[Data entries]
══════════════════════════════

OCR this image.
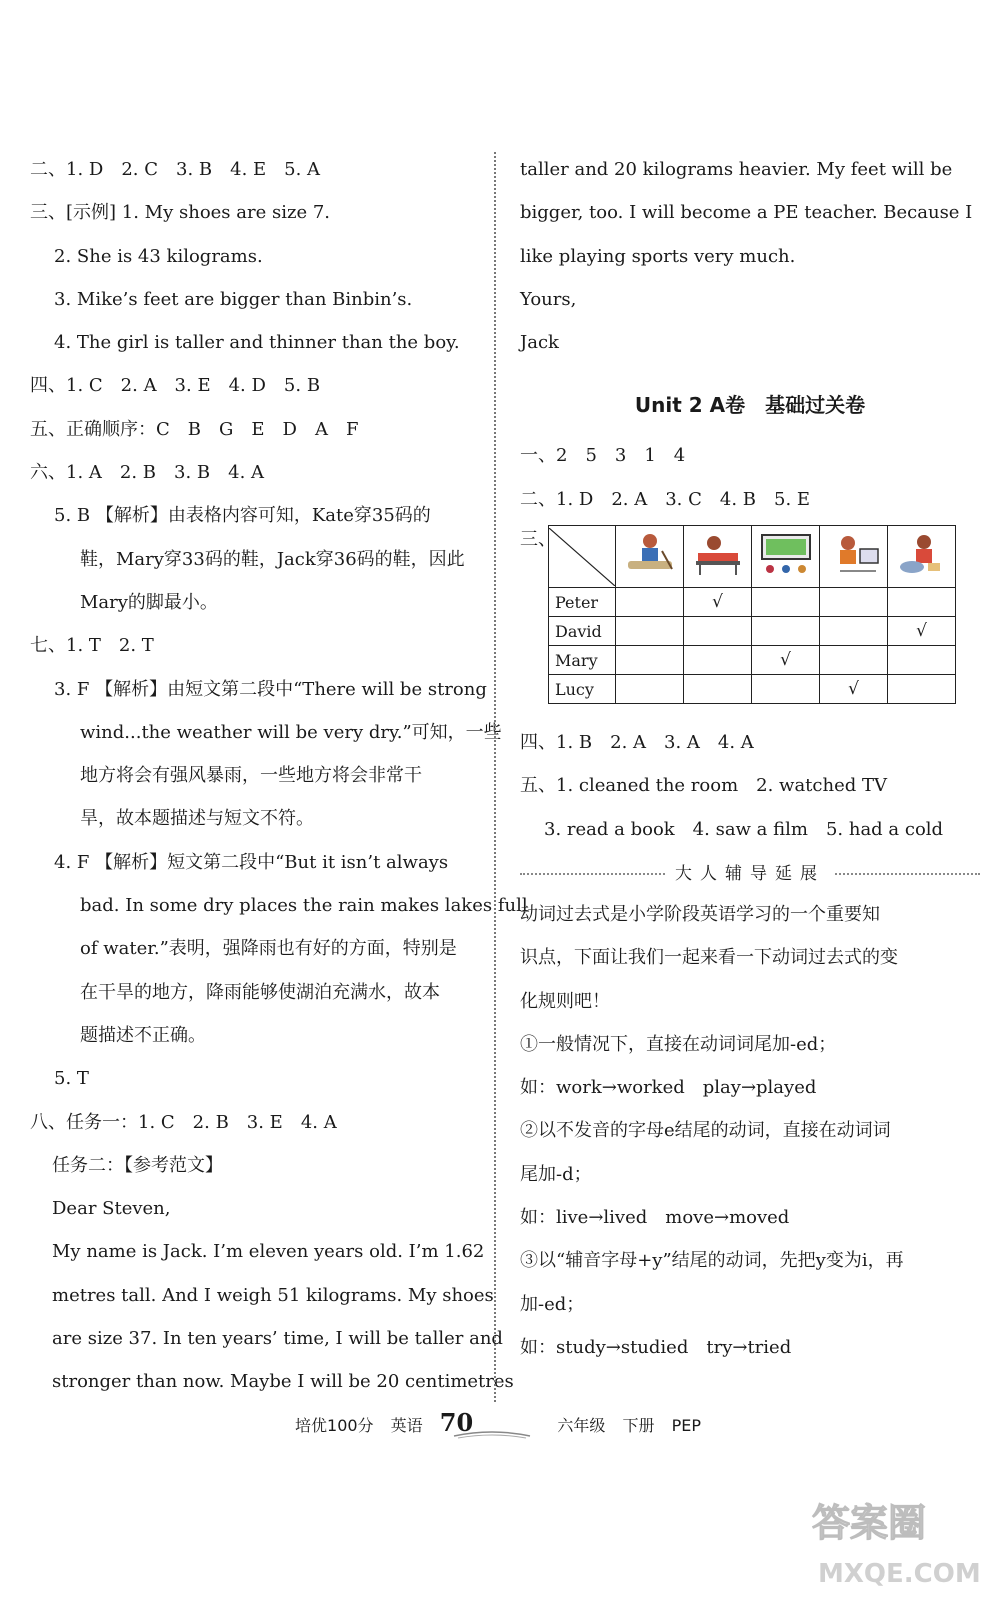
二、1. D　2. C　3. B　4. E　5. A
三、[示例] 1. My shoes are size 7.
2. She is 43 kilograms.
3. Mike’s feet are bigger than Binbin’s.
4. The girl is taller and thinner than the boy.
四、1. C　2. A　3. E　4. D　5. B
五、正确顺序：C　B　G　E　D　A　F
六、1. A　2. B　3. B　4. A
5. B 【解析】由表格内容可知，Kate穿35码的
鞋，Mary穿33码的鞋，Jack穿36码的鞋，因此
Mary的脚最小。
七、1. T　2. T
3. F 【解析】由短文第二段中“There will be strong
wind...the weather will be very dry.”可知，一些
地方将会有强风暴雨，一些地方将会非常干
旱，故本题描述与短文不符。
4. F 【解析】短文第二段中“But it isn’t always
bad. In some dry places the rain makes lakes full
of water.”表明，强降雨也有好的方面，特别是
在干旱的地方，降雨能够使湖泊充满水，故本
题描述不正确。
5. T
八、任务一：1. C　2. B　3. E　4. A
任务二：【参考范文】
Dear Steven,
My name is Jack. I’m eleven years old. I’m 1.62
metres tall. And I weigh 51 kilograms. My shoes
are size 37. In ten years’ time, I will be taller and
stronger than now. Maybe I will be 20 centimetres
taller and 20 kilograms heavier. My feet will be
bigger, too. I will become a PE teacher. Because I
like playing sports very much.
Yours,
Jack
Unit 2 A卷　基础过关卷
一、2　5　3　1　4
二、1. D　2. A　3. C　4. B　5. E
三、

Peter		√			
David					√
Mary			√		
Lucy				√	
四、1. B　2. A　3. A　4. A
五、1. cleaned the room　2. watched TV
3. read a book　4. saw a film　5. had a cold
大人辅导延展
动词过去式是小学阶段英语学习的一个重要知
识点，下面让我们一起来看一下动词过去式的变
化规则吧！
①一般情况下，直接在动词词尾加-ed；
如：work→worked　play→played
②以不发音的字母e结尾的动词，直接在动词词
尾加-d；
如：live→lived　move→moved
③以“辅音字母+y”结尾的动词，先把y变为i，再
加-ed；
如：study→studied　try→tried
培优100分 英语 70	六年级 下册 PEP
答案圈
MXQE.COM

══════════════════════════════

→ **Problem to work on**
Find all lines holding the string "feet" and copy them.

→ **Answer**
3. Mike’s feet are bigger than Binbin’s.
taller and 20 kilograms heavier. My feet will be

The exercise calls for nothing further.